──────── MATERIAL ────────
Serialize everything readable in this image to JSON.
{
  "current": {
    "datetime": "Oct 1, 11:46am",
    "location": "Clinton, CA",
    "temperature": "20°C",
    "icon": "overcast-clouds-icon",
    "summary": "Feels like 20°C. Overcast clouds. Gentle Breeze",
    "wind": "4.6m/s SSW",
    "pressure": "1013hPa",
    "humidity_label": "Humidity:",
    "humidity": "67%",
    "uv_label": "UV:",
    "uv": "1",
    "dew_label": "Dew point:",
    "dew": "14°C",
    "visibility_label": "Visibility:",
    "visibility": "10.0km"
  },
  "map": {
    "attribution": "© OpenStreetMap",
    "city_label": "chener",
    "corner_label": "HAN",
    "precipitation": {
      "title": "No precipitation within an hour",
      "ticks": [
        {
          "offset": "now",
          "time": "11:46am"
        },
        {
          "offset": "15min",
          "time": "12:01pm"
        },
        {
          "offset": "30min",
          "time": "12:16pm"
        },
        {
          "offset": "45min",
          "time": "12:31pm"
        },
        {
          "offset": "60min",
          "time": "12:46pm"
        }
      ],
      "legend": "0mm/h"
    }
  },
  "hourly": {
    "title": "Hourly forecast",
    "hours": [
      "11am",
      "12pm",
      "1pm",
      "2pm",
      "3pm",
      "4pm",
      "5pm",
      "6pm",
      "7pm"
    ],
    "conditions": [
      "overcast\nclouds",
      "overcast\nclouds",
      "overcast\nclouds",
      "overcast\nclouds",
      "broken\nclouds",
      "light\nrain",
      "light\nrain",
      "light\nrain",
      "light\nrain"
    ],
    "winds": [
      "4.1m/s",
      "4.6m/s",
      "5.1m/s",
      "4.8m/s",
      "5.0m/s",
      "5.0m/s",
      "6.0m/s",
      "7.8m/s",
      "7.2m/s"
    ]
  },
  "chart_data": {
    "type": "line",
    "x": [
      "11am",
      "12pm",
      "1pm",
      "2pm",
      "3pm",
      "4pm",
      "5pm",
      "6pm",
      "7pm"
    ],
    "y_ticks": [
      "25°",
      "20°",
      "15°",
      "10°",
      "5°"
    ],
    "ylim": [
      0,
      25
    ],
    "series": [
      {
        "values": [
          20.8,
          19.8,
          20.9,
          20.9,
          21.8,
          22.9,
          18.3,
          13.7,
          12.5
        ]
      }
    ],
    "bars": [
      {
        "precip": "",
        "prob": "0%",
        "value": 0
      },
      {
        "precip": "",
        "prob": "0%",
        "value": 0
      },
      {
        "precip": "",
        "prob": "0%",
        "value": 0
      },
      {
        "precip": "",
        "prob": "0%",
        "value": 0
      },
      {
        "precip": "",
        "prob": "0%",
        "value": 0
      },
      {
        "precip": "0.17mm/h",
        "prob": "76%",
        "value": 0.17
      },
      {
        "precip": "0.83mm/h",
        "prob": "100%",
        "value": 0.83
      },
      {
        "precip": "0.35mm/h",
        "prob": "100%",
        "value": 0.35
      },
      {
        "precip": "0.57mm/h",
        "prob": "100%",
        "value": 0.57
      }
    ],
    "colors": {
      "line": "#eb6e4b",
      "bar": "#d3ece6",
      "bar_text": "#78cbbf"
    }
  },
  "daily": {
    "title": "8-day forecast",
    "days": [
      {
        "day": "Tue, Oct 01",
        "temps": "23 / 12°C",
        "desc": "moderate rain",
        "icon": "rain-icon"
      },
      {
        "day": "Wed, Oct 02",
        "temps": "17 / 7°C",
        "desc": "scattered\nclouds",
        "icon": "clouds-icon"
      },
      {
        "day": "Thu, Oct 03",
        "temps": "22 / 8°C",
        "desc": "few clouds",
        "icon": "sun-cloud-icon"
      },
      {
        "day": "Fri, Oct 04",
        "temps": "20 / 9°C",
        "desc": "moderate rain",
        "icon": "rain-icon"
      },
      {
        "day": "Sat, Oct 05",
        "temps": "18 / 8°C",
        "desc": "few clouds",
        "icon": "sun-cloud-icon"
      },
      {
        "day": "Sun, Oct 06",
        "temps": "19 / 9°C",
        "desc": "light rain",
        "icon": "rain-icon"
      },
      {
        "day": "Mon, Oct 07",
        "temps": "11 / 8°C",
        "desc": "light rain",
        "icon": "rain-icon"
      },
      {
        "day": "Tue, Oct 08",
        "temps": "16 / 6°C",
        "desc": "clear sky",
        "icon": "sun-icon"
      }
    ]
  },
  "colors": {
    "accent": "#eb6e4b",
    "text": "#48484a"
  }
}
────────
■ **WHAT IS ASKED**: Repeat each record in full; every line must match exactly.

■ **SOLUTION FOR THIS PROBLEM**:
Serialize everything readable in this image to JSON.
{
  "current": {
    "datetime": "Oct 1, 11:46am",
    "location": "Clinton, CA",
    "temperature": "20°C",
    "icon": "overcast-clouds-icon",
    "summary": "Feels like 20°C. Overcast clouds. Gentle Breeze",
    "wind": "4.6m/s SSW",
    "pressure": "1013hPa",
    "humidity_label": "Humidity:",
    "humidity": "67%",
    "uv_label": "UV:",
    "uv": "1",
    "dew_label": "Dew point:",
    "dew": "14°C",
    "visibility_label": "Visibility:",
    "visibility": "10.0km"
  },
  "map": {
    "attribution": "© OpenStreetMap",
    "city_label": "chener",
    "corner_label": "HAN",
    "precipitation": {
      "title": "No precipitation within an hour",
      "ticks": [
        {
          "offset": "now",
          "time": "11:46am"
        },
        {
          "offset": "15min",
          "time": "12:01pm"
        },
        {
          "offset": "30min",
          "time": "12:16pm"
        },
        {
          "offset": "45min",
          "time": "12:31pm"
        },
        {
          "offset": "60min",
          "time": "12:46pm"
        }
      ],
      "legend": "0mm/h"
    }
  },
  "hourly": {
    "title": "Hourly forecast",
    "hours": [
      "11am",
      "12pm",
      "1pm",
      "2pm",
      "3pm",
      "4pm",
      "5pm",
      "6pm",
      "7pm"
    ],
    "conditions": [
      "overcast\nclouds",
      "overcast\nclouds",
      "overcast\nclouds",
      "overcast\nclouds",
      "broken\nclouds",
      "light\nrain",
      "light\nrain",
      "light\nrain",
      "light\nrain"
    ],
    "winds": [
      "4.1m/s",
      "4.6m/s",
      "5.1m/s",
      "4.8m/s",
      "5.0m/s",
      "5.0m/s",
      "6.0m/s",
      "7.8m/s",
      "7.2m/s"
    ]
  },
  "chart_data": {
    "type": "line",
    "x": [
      "11am",
      "12pm",
      "1pm",
      "2pm",
      "3pm",
      "4pm",
      "5pm",
      "6pm",
      "7pm"
    ],
    "y_ticks": [
      "25°",
      "20°",
      "15°",
      "10°",
      "5°"
    ],
    "ylim": [
      0,
      25
    ],
    "series": [
      {
        "values": [
          20.8,
          19.8,
          20.9,
          20.9,
          21.8,
          22.9,
          18.3,
          13.7,
          12.5
        ]
      }
    ],
    "bars": [
      {
        "precip": "",
        "prob": "0%",
        "value": 0
      },
      {
        "precip": "",
        "prob": "0%",
        "value": 0
      },
      {
        "precip": "",
        "prob": "0%",
        "value": 0
      },
      {
        "precip": "",
        "prob": "0%",
        "value": 0
      },
      {
        "precip": "",
        "prob": "0%",
        "value": 0
      },
      {
        "precip": "0.17mm/h",
        "prob": "76%",
        "value": 0.17
      },
      {
        "precip": "0.83mm/h",
        "prob": "100%",
        "value": 0.83
      },
      {
        "precip": "0.35mm/h",
        "prob": "100%",
        "value": 0.35
      },
      {
        "precip": "0.57mm/h",
        "prob": "100%",
        "value": 0.57
      }
    ],
    "colors": {
      "line": "#eb6e4b",
      "bar": "#d3ece6",
      "bar_text": "#78cbbf"
    }
  },
  "daily": {
    "title": "8-day forecast",
    "days": [
      {
        "day": "Tue, Oct 01",
        "temps": "23 / 12°C",
        "desc": "moderate rain",
        "icon": "rain-icon"
      },
      {
        "day": "Wed, Oct 02",
        "temps": "17 / 7°C",
        "desc": "scattered\nclouds",
        "icon": "clouds-icon"
      },
      {
        "day": "Thu, Oct 03",
        "temps": "22 / 8°C",
        "desc": "few clouds",
        "icon": "sun-cloud-icon"
      },
      {
        "day": "Fri, Oct 04",
        "temps": "20 / 9°C",
        "desc": "moderate rain",
        "icon": "rain-icon"
      },
      {
        "day": "Sat, Oct 05",
        "temps": "18 / 8°C",
        "desc": "few clouds",
        "icon": "sun-cloud-icon"
      },
      {
        "day": "Sun, Oct 06",
        "temps": "19 / 9°C",
        "desc": "light rain",
        "icon": "rain-icon"
      },
      {
        "day": "Mon, Oct 07",
        "temps": "11 / 8°C",
        "desc": "light rain",
        "icon": "rain-icon"
      },
      {
        "day": "Tue, Oct 08",
        "temps": "16 / 6°C",
        "desc": "clear sky",
        "icon": "sun-icon"
      }
    ]
  },
  "colors": {
    "accent": "#eb6e4b",
    "text": "#48484a"
  }
}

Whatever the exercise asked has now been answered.